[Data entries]

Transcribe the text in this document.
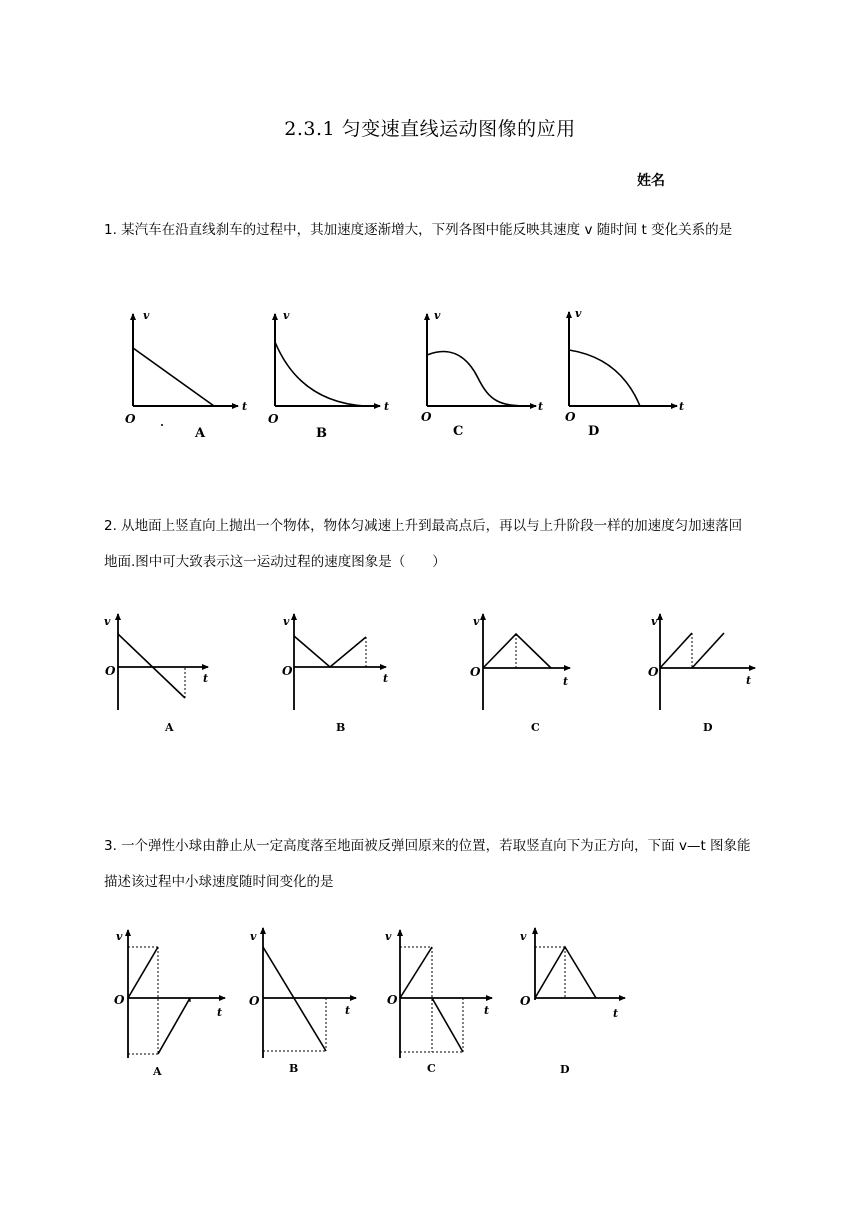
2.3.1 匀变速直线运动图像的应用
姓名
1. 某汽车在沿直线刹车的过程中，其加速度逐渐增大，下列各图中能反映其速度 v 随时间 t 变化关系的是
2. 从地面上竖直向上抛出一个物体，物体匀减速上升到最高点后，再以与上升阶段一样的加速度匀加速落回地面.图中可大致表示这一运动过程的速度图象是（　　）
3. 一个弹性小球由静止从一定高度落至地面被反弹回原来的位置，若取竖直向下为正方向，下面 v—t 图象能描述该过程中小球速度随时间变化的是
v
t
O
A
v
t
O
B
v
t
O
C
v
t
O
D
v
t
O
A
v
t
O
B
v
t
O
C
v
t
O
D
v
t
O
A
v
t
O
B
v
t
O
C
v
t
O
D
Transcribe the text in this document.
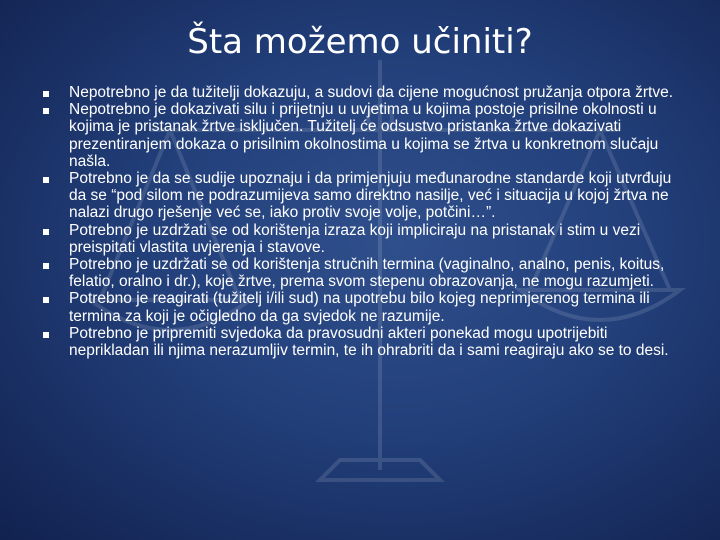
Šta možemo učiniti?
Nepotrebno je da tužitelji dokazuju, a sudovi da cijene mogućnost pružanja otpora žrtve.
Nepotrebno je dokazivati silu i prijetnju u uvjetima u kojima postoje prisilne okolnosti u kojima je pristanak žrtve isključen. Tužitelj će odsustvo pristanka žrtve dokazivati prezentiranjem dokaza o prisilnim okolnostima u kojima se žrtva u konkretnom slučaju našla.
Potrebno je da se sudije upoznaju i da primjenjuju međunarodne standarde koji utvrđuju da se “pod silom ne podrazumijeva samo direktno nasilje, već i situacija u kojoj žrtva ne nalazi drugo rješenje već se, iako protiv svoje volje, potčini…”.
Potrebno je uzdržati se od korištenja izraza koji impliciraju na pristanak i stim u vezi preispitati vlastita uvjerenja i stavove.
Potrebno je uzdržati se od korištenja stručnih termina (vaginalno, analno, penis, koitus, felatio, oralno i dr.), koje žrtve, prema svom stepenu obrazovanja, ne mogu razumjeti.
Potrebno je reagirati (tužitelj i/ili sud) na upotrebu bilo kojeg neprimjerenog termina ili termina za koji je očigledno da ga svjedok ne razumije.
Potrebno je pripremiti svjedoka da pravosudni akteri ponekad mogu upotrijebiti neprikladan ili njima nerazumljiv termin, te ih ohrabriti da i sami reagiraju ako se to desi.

* **Directive**:
Transcribe all of the material exactly, leaving out whatever pictures it contains.

* **Result of this exercise**:
Transcribe the text in this document.
2.3.1 匀变速直线运动图像的应用
姓名
1. 某汽车在沿直线刹车的过程中，其加速度逐渐增大，下列各图中能反映其速度 v 随时间 t 变化关系的是
2. 从地面上竖直向上抛出一个物体，物体匀减速上升到最高点后，再以与上升阶段一样的加速度匀加速落回地面.图中可大致表示这一运动过程的速度图象是（　　）
3. 一个弹性小球由静止从一定高度落至地面被反弹回原来的位置，若取竖直向下为正方向，下面 v—t 图象能描述该过程中小球速度随时间变化的是
v
t
O
A
v
t
O
B
v
t
O
C
v
t
O
D
v
t
O
A
v
t
O
B
v
t
O
C
v
t
O
D
v
t
O
A
v
t
O
B
v
t
O
C
v
t
O
D
Transcribe the text in this document.
Šta možemo učiniti?
Nepotrebno je da tužitelji dokazuju, a sudovi da cijene mogućnost pružanja otpora žrtve.
Nepotrebno je dokazivati silu i prijetnju u uvjetima u kojima postoje prisilne okolnosti u kojima je pristanak žrtve isključen. Tužitelj će odsustvo pristanka žrtve dokazivati prezentiranjem dokaza o prisilnim okolnostima u kojima se žrtva u konkretnom slučaju našla.
Potrebno je da se sudije upoznaju i da primjenjuju međunarodne standarde koji utvrđuju da se “pod silom ne podrazumijeva samo direktno nasilje, već i situacija u kojoj žrtva ne nalazi drugo rješenje već se, iako protiv svoje volje, potčini…”.
Potrebno je uzdržati se od korištenja izraza koji impliciraju na pristanak i stim u vezi preispitati vlastita uvjerenja i stavove.
Potrebno je uzdržati se od korištenja stručnih termina (vaginalno, analno, penis, koitus, felatio, oralno i dr.), koje žrtve, prema svom stepenu obrazovanja, ne mogu razumjeti.
Potrebno je reagirati (tužitelj i/ili sud) na upotrebu bilo kojeg neprimjerenog termina ili termina za koji je očigledno da ga svjedok ne razumije.
Potrebno je pripremiti svjedoka da pravosudni akteri ponekad mogu upotrijebiti neprikladan ili njima nerazumljiv termin, te ih ohrabriti da i sami reagiraju ako se to desi.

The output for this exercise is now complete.